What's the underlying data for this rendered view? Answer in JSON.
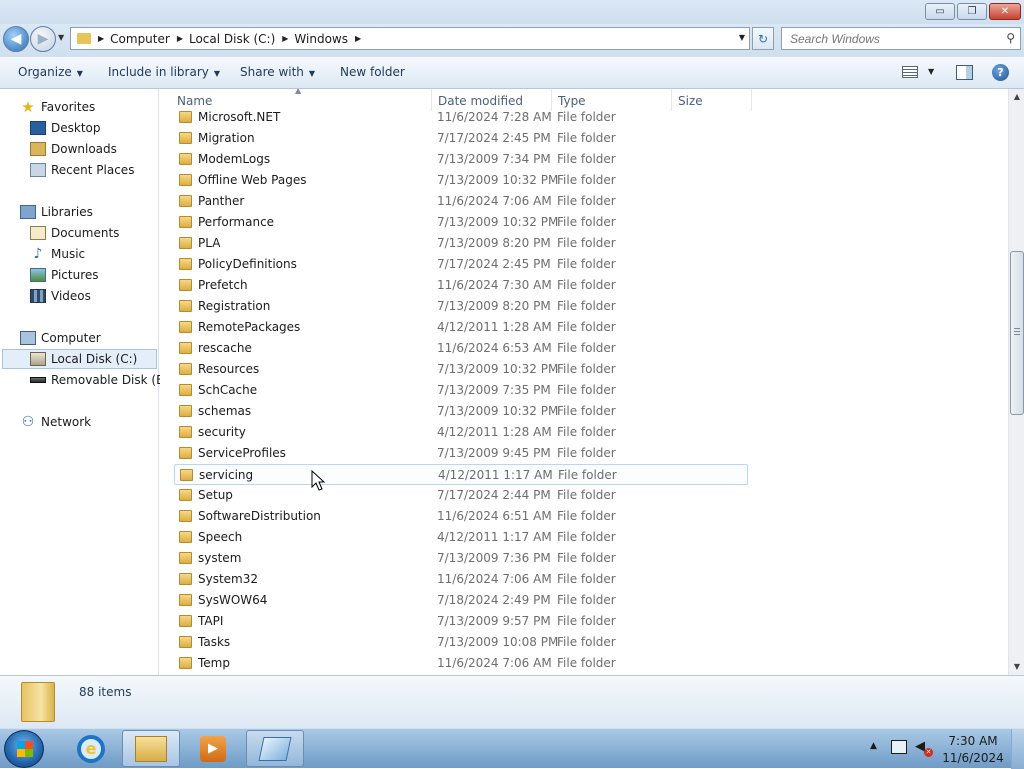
{
  "window": {
    "controls": {
      "minimize": "▭",
      "maximize": "❐",
      "close": "✕"
    }
  },
  "navbar": {
    "back_glyph": "◀",
    "forward_glyph": "▶",
    "breadcrumb": [
      "Computer",
      "Local Disk (C:)",
      "Windows"
    ],
    "refresh_glyph": "↻",
    "search": {
      "placeholder": "Search Windows"
    }
  },
  "toolbar": {
    "organize": "Organize",
    "include_in_library": "Include in library",
    "share_with": "Share with",
    "new_folder": "New folder",
    "help": "?"
  },
  "nav_pane": {
    "favorites": {
      "label": "Favorites",
      "icon": "star-icon"
    },
    "favorites_items": [
      "Desktop",
      "Downloads",
      "Recent Places"
    ],
    "libraries": {
      "label": "Libraries",
      "icon": "library-icon"
    },
    "libraries_items": [
      "Documents",
      "Music",
      "Pictures",
      "Videos"
    ],
    "computer": {
      "label": "Computer",
      "icon": "computer-icon"
    },
    "computer_items": [
      "Local Disk (C:)",
      "Removable Disk (E:)"
    ],
    "network": {
      "label": "Network",
      "icon": "network-icon"
    }
  },
  "columns": {
    "name": "Name",
    "date_modified": "Date modified",
    "type": "Type",
    "size": "Size"
  },
  "files": [
    {
      "name": "Microsoft.NET",
      "date": "11/6/2024 7:28 AM",
      "type": "File folder"
    },
    {
      "name": "Migration",
      "date": "7/17/2024 2:45 PM",
      "type": "File folder"
    },
    {
      "name": "ModemLogs",
      "date": "7/13/2009 7:34 PM",
      "type": "File folder"
    },
    {
      "name": "Offline Web Pages",
      "date": "7/13/2009 10:32 PM",
      "type": "File folder"
    },
    {
      "name": "Panther",
      "date": "11/6/2024 7:06 AM",
      "type": "File folder"
    },
    {
      "name": "Performance",
      "date": "7/13/2009 10:32 PM",
      "type": "File folder"
    },
    {
      "name": "PLA",
      "date": "7/13/2009 8:20 PM",
      "type": "File folder"
    },
    {
      "name": "PolicyDefinitions",
      "date": "7/17/2024 2:45 PM",
      "type": "File folder"
    },
    {
      "name": "Prefetch",
      "date": "11/6/2024 7:30 AM",
      "type": "File folder"
    },
    {
      "name": "Registration",
      "date": "7/13/2009 8:20 PM",
      "type": "File folder"
    },
    {
      "name": "RemotePackages",
      "date": "4/12/2011 1:28 AM",
      "type": "File folder"
    },
    {
      "name": "rescache",
      "date": "11/6/2024 6:53 AM",
      "type": "File folder"
    },
    {
      "name": "Resources",
      "date": "7/13/2009 10:32 PM",
      "type": "File folder"
    },
    {
      "name": "SchCache",
      "date": "7/13/2009 7:35 PM",
      "type": "File folder"
    },
    {
      "name": "schemas",
      "date": "7/13/2009 10:32 PM",
      "type": "File folder"
    },
    {
      "name": "security",
      "date": "4/12/2011 1:28 AM",
      "type": "File folder"
    },
    {
      "name": "ServiceProfiles",
      "date": "7/13/2009 9:45 PM",
      "type": "File folder"
    },
    {
      "name": "servicing",
      "date": "4/12/2011 1:17 AM",
      "type": "File folder"
    },
    {
      "name": "Setup",
      "date": "7/17/2024 2:44 PM",
      "type": "File folder"
    },
    {
      "name": "SoftwareDistribution",
      "date": "11/6/2024 6:51 AM",
      "type": "File folder"
    },
    {
      "name": "Speech",
      "date": "4/12/2011 1:17 AM",
      "type": "File folder"
    },
    {
      "name": "system",
      "date": "7/13/2009 7:36 PM",
      "type": "File folder"
    },
    {
      "name": "System32",
      "date": "11/6/2024 7:06 AM",
      "type": "File folder"
    },
    {
      "name": "SysWOW64",
      "date": "7/18/2024 2:49 PM",
      "type": "File folder"
    },
    {
      "name": "TAPI",
      "date": "7/13/2009 9:57 PM",
      "type": "File folder"
    },
    {
      "name": "Tasks",
      "date": "7/13/2009 10:08 PM",
      "type": "File folder"
    },
    {
      "name": "Temp",
      "date": "11/6/2024 7:06 AM",
      "type": "File folder"
    }
  ],
  "hovered_file": "servicing",
  "details": {
    "item_count": "88 items"
  },
  "taskbar": {
    "pinned": [
      "internet-explorer-icon",
      "windows-explorer-icon",
      "media-player-icon",
      "app-icon"
    ],
    "clock_time": "7:30 AM",
    "clock_date": "11/6/2024"
  }
}
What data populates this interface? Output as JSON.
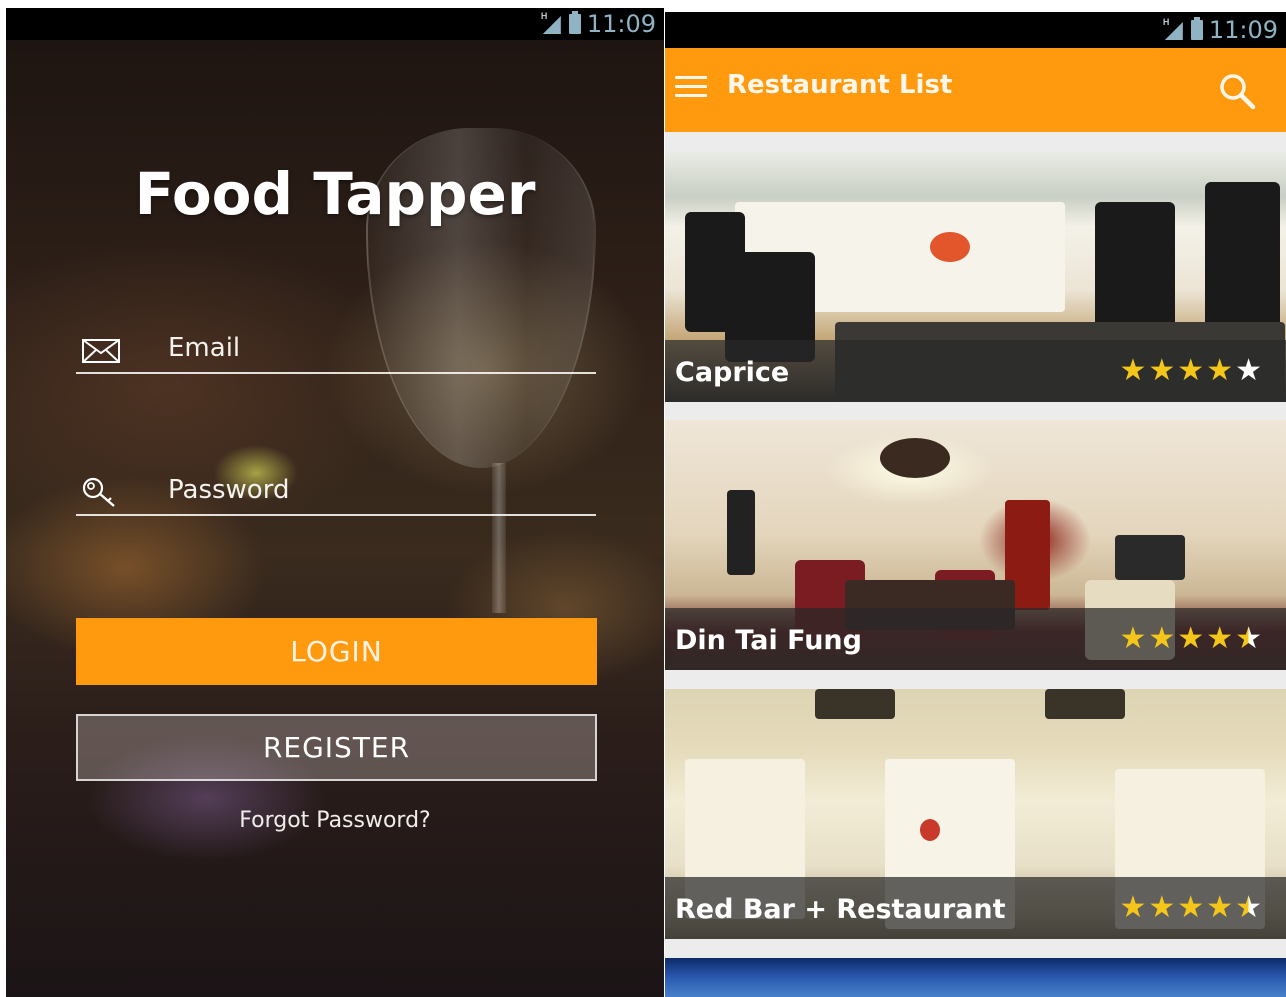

**GOAL:** Reproduce all of the entries word for word, skipping any pictures they hold.

**ANSWER TO THIS EXERCISE:**
What's the underlying data for this rendered view? Answer in JSON.
{
  "window": {
    "controls": {
      "minimize": "▭",
      "maximize": "❐",
      "close": "✕"
    }
  },
  "navbar": {
    "back_glyph": "◀",
    "forward_glyph": "▶",
    "breadcrumb": [
      "Computer",
      "Local Disk (C:)",
      "Windows"
    ],
    "refresh_glyph": "↻",
    "search": {
      "placeholder": "Search Windows"
    }
  },
  "toolbar": {
    "organize": "Organize",
    "include_in_library": "Include in library",
    "share_with": "Share with",
    "new_folder": "New folder",
    "help": "?"
  },
  "nav_pane": {
    "favorites": {
      "label": "Favorites",
      "icon": "star-icon"
    },
    "favorites_items": [
      "Desktop",
      "Downloads",
      "Recent Places"
    ],
    "libraries": {
      "label": "Libraries",
      "icon": "library-icon"
    },
    "libraries_items": [
      "Documents",
      "Music",
      "Pictures",
      "Videos"
    ],
    "computer": {
      "label": "Computer",
      "icon": "computer-icon"
    },
    "computer_items": [
      "Local Disk (C:)",
      "Removable Disk (E:)"
    ],
    "network": {
      "label": "Network",
      "icon": "network-icon"
    }
  },
  "columns": {
    "name": "Name",
    "date_modified": "Date modified",
    "type": "Type",
    "size": "Size"
  },
  "files": [
    {
      "name": "Microsoft.NET",
      "date": "11/6/2024 7:28 AM",
      "type": "File folder"
    },
    {
      "name": "Migration",
      "date": "7/17/2024 2:45 PM",
      "type": "File folder"
    },
    {
      "name": "ModemLogs",
      "date": "7/13/2009 7:34 PM",
      "type": "File folder"
    },
    {
      "name": "Offline Web Pages",
      "date": "7/13/2009 10:32 PM",
      "type": "File folder"
    },
    {
      "name": "Panther",
      "date": "11/6/2024 7:06 AM",
      "type": "File folder"
    },
    {
      "name": "Performance",
      "date": "7/13/2009 10:32 PM",
      "type": "File folder"
    },
    {
      "name": "PLA",
      "date": "7/13/2009 8:20 PM",
      "type": "File folder"
    },
    {
      "name": "PolicyDefinitions",
      "date": "7/17/2024 2:45 PM",
      "type": "File folder"
    },
    {
      "name": "Prefetch",
      "date": "11/6/2024 7:30 AM",
      "type": "File folder"
    },
    {
      "name": "Registration",
      "date": "7/13/2009 8:20 PM",
      "type": "File folder"
    },
    {
      "name": "RemotePackages",
      "date": "4/12/2011 1:28 AM",
      "type": "File folder"
    },
    {
      "name": "rescache",
      "date": "11/6/2024 6:53 AM",
      "type": "File folder"
    },
    {
      "name": "Resources",
      "date": "7/13/2009 10:32 PM",
      "type": "File folder"
    },
    {
      "name": "SchCache",
      "date": "7/13/2009 7:35 PM",
      "type": "File folder"
    },
    {
      "name": "schemas",
      "date": "7/13/2009 10:32 PM",
      "type": "File folder"
    },
    {
      "name": "security",
      "date": "4/12/2011 1:28 AM",
      "type": "File folder"
    },
    {
      "name": "ServiceProfiles",
      "date": "7/13/2009 9:45 PM",
      "type": "File folder"
    },
    {
      "name": "servicing",
      "date": "4/12/2011 1:17 AM",
      "type": "File folder"
    },
    {
      "name": "Setup",
      "date": "7/17/2024 2:44 PM",
      "type": "File folder"
    },
    {
      "name": "SoftwareDistribution",
      "date": "11/6/2024 6:51 AM",
      "type": "File folder"
    },
    {
      "name": "Speech",
      "date": "4/12/2011 1:17 AM",
      "type": "File folder"
    },
    {
      "name": "system",
      "date": "7/13/2009 7:36 PM",
      "type": "File folder"
    },
    {
      "name": "System32",
      "date": "11/6/2024 7:06 AM",
      "type": "File folder"
    },
    {
      "name": "SysWOW64",
      "date": "7/18/2024 2:49 PM",
      "type": "File folder"
    },
    {
      "name": "TAPI",
      "date": "7/13/2009 9:57 PM",
      "type": "File folder"
    },
    {
      "name": "Tasks",
      "date": "7/13/2009 10:08 PM",
      "type": "File folder"
    },
    {
      "name": "Temp",
      "date": "11/6/2024 7:06 AM",
      "type": "File folder"
    }
  ],
  "hovered_file": "servicing",
  "details": {
    "item_count": "88 items"
  },
  "taskbar": {
    "pinned": [
      "internet-explorer-icon",
      "windows-explorer-icon",
      "media-player-icon",
      "app-icon"
    ],
    "clock_time": "7:30 AM",
    "clock_date": "11/6/2024"
  }
}
What data populates this interface? Output as JSON.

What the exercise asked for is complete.